What to work on>
Tally the lines below that contain "desc". The number is the whole answer.

Collected data entries
--- begin ---
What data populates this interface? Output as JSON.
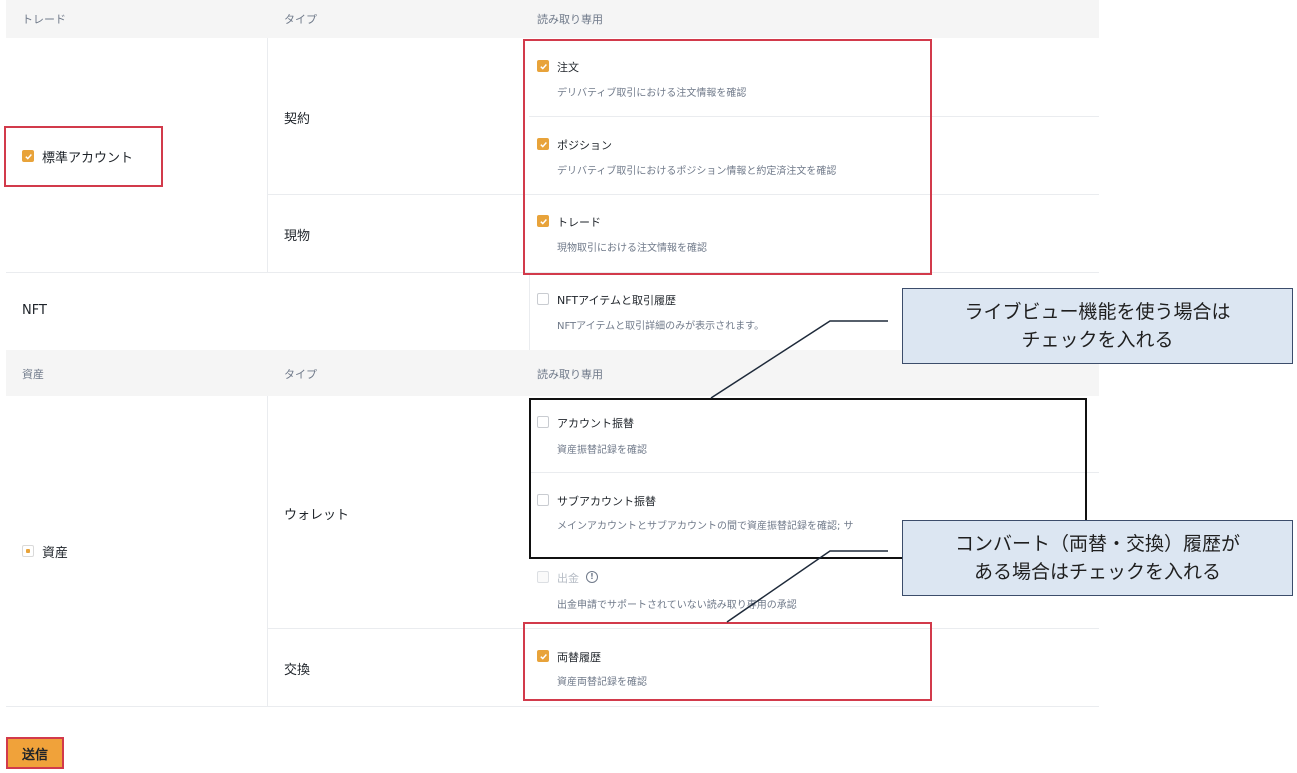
{
  "trade_header": {
    "col1": "トレード",
    "col2": "タイプ",
    "col3": "読み取り専用"
  },
  "standard_account": {
    "label": "標準アカウント",
    "types": {
      "contract": "契約",
      "spot": "現物"
    },
    "perms": [
      {
        "name": "注文",
        "desc": "デリバティブ取引における注文情報を確認",
        "checked": true
      },
      {
        "name": "ポジション",
        "desc": "デリバティブ取引におけるポジション情報と約定済注文を確認",
        "checked": true
      },
      {
        "name": "トレード",
        "desc": "現物取引における注文情報を確認",
        "checked": true
      }
    ]
  },
  "nft": {
    "label": "NFT",
    "perm": {
      "name": "NFTアイテムと取引履歴",
      "desc": "NFTアイテムと取引詳細のみが表示されます。",
      "checked": false
    }
  },
  "asset_header": {
    "col1": "資産",
    "col2": "タイプ",
    "col3": "読み取り専用"
  },
  "asset": {
    "label": "資産",
    "types": {
      "wallet": "ウォレット",
      "exchange": "交換"
    },
    "perms": [
      {
        "name": "アカウント振替",
        "desc": "資産振替記録を確認",
        "checked": false
      },
      {
        "name": "サブアカウント振替",
        "desc": "メインアカウントとサブアカウントの間で資産振替記録を確認; サ",
        "checked": false
      },
      {
        "name": "出金",
        "desc": "出金申請でサポートされていない読み取り専用の承認",
        "checked": false,
        "disabled": true
      },
      {
        "name": "両替履歴",
        "desc": "資産両替記録を確認",
        "checked": true
      }
    ]
  },
  "callouts": {
    "live_view": {
      "line1": "ライブビュー機能を使う場合は",
      "line2": "チェックを入れる"
    },
    "convert": {
      "line1": "コンバート（両替・交換）履歴が",
      "line2": "ある場合はチェックを入れる"
    }
  },
  "submit_label": "送信",
  "colors": {
    "accent": "#e8a33a",
    "highlight_red": "#d23a4b",
    "callout_bg": "#dce6f2"
  }
}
--- end ---
Finished exercise>
8